> _Request_:
Copy all of the material exactly. Pictures are not to appear in the copy.

> _Supplied data_:
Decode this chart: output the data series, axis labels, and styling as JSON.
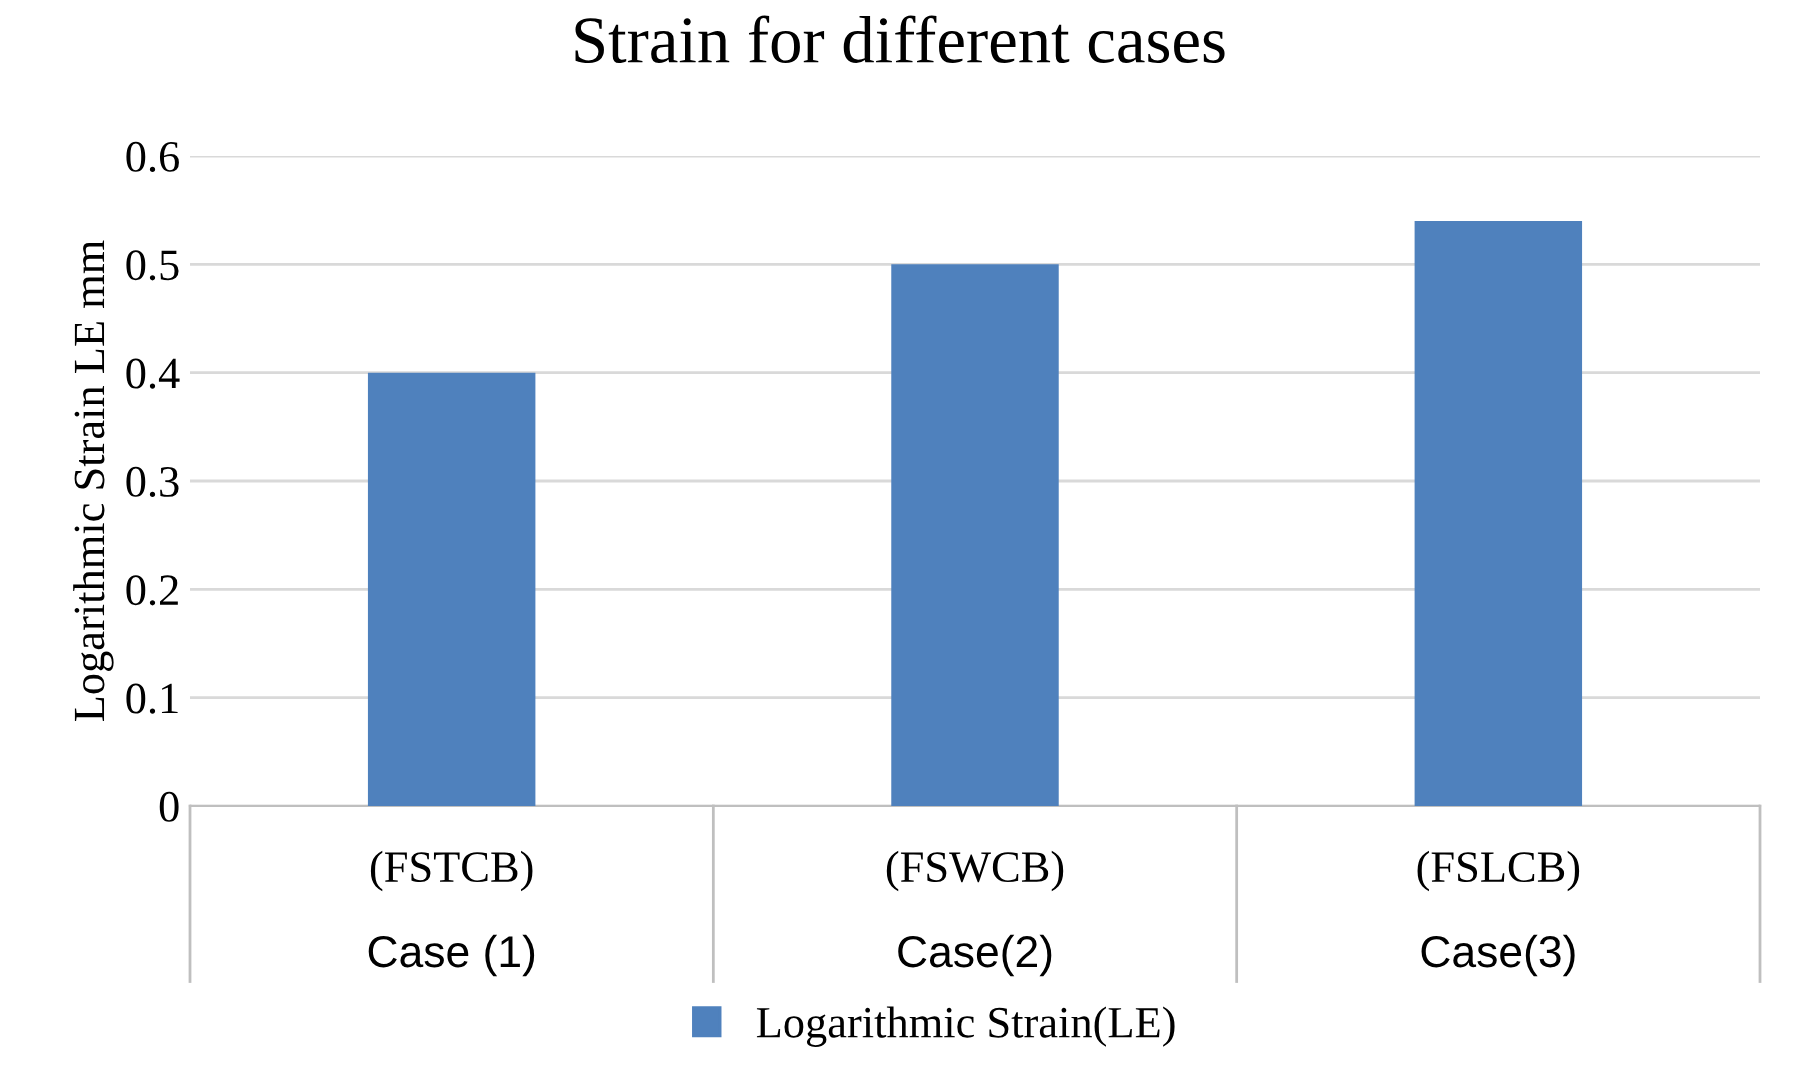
{
  "chart_data": {
    "type": "bar",
    "title": "Strain for different cases",
    "ylabel": "Logarithmic Strain LE mm",
    "categories": [
      "(FSTCB)\nCase (1)",
      "(FSWCB)\nCase(2)",
      "(FSLCB)\nCase(3)"
    ],
    "series": [
      {
        "name": "Logarithmic Strain(LE)",
        "color": "#4f81bd",
        "values": [
          0.4,
          0.5,
          0.54
        ]
      }
    ],
    "ylim": [
      0,
      0.6
    ],
    "yticks": [
      0,
      0.1,
      0.2,
      0.3,
      0.4,
      0.5,
      0.6
    ],
    "grid": "y",
    "legend": "bottom"
  }
}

> _Solution to this problem_:
Decode this chart: output the data series, axis labels, and styling as JSON.
{
  "chart_data": {
    "type": "bar",
    "title": "Strain for different cases",
    "ylabel": "Logarithmic Strain LE mm",
    "categories": [
      "(FSTCB)\nCase (1)",
      "(FSWCB)\nCase(2)",
      "(FSLCB)\nCase(3)"
    ],
    "series": [
      {
        "name": "Logarithmic Strain(LE)",
        "color": "#4f81bd",
        "values": [
          0.4,
          0.5,
          0.54
        ]
      }
    ],
    "ylim": [
      0,
      0.6
    ],
    "yticks": [
      0,
      0.1,
      0.2,
      0.3,
      0.4,
      0.5,
      0.6
    ],
    "grid": "y",
    "legend": "bottom"
  }
}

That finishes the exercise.